Recorded data:

╭──

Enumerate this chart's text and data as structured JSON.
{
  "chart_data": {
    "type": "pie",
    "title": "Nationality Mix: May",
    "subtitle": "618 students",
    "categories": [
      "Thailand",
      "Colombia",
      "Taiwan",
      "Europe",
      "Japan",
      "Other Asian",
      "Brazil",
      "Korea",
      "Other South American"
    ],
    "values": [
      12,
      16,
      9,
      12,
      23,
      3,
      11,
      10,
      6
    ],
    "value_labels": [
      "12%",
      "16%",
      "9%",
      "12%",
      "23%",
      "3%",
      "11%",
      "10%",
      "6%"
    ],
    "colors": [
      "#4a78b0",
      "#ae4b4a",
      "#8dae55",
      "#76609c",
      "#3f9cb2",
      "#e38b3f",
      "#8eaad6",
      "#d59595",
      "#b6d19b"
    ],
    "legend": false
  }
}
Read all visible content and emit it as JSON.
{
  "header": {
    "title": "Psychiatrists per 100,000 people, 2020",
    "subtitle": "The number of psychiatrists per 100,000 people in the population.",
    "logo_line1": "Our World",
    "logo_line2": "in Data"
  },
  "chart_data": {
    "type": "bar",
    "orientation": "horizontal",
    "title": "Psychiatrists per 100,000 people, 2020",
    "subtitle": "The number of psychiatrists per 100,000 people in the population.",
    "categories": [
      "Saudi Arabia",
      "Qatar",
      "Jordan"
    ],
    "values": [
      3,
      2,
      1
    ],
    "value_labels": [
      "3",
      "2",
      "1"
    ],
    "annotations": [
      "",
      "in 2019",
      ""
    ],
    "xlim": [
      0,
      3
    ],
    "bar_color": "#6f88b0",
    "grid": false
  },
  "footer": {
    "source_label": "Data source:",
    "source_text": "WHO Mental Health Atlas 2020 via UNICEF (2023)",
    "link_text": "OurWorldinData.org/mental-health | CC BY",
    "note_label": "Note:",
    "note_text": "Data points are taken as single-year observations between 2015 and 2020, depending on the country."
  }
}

╰──

## GOAL
From the listing above, reproduce all the lines exactly.

## RESPONSE TO THE TASK
Enumerate this chart's text and data as structured JSON.
{
  "chart_data": {
    "type": "pie",
    "title": "Nationality Mix: May",
    "subtitle": "618 students",
    "categories": [
      "Thailand",
      "Colombia",
      "Taiwan",
      "Europe",
      "Japan",
      "Other Asian",
      "Brazil",
      "Korea",
      "Other South American"
    ],
    "values": [
      12,
      16,
      9,
      12,
      23,
      3,
      11,
      10,
      6
    ],
    "value_labels": [
      "12%",
      "16%",
      "9%",
      "12%",
      "23%",
      "3%",
      "11%",
      "10%",
      "6%"
    ],
    "colors": [
      "#4a78b0",
      "#ae4b4a",
      "#8dae55",
      "#76609c",
      "#3f9cb2",
      "#e38b3f",
      "#8eaad6",
      "#d59595",
      "#b6d19b"
    ],
    "legend": false
  }
}
Read all visible content and emit it as JSON.
{
  "header": {
    "title": "Psychiatrists per 100,000 people, 2020",
    "subtitle": "The number of psychiatrists per 100,000 people in the population.",
    "logo_line1": "Our World",
    "logo_line2": "in Data"
  },
  "chart_data": {
    "type": "bar",
    "orientation": "horizontal",
    "title": "Psychiatrists per 100,000 people, 2020",
    "subtitle": "The number of psychiatrists per 100,000 people in the population.",
    "categories": [
      "Saudi Arabia",
      "Qatar",
      "Jordan"
    ],
    "values": [
      3,
      2,
      1
    ],
    "value_labels": [
      "3",
      "2",
      "1"
    ],
    "annotations": [
      "",
      "in 2019",
      ""
    ],
    "xlim": [
      0,
      3
    ],
    "bar_color": "#6f88b0",
    "grid": false
  },
  "footer": {
    "source_label": "Data source:",
    "source_text": "WHO Mental Health Atlas 2020 via UNICEF (2023)",
    "link_text": "OurWorldinData.org/mental-health | CC BY",
    "note_label": "Note:",
    "note_text": "Data points are taken as single-year observations between 2015 and 2020, depending on the country."
  }
}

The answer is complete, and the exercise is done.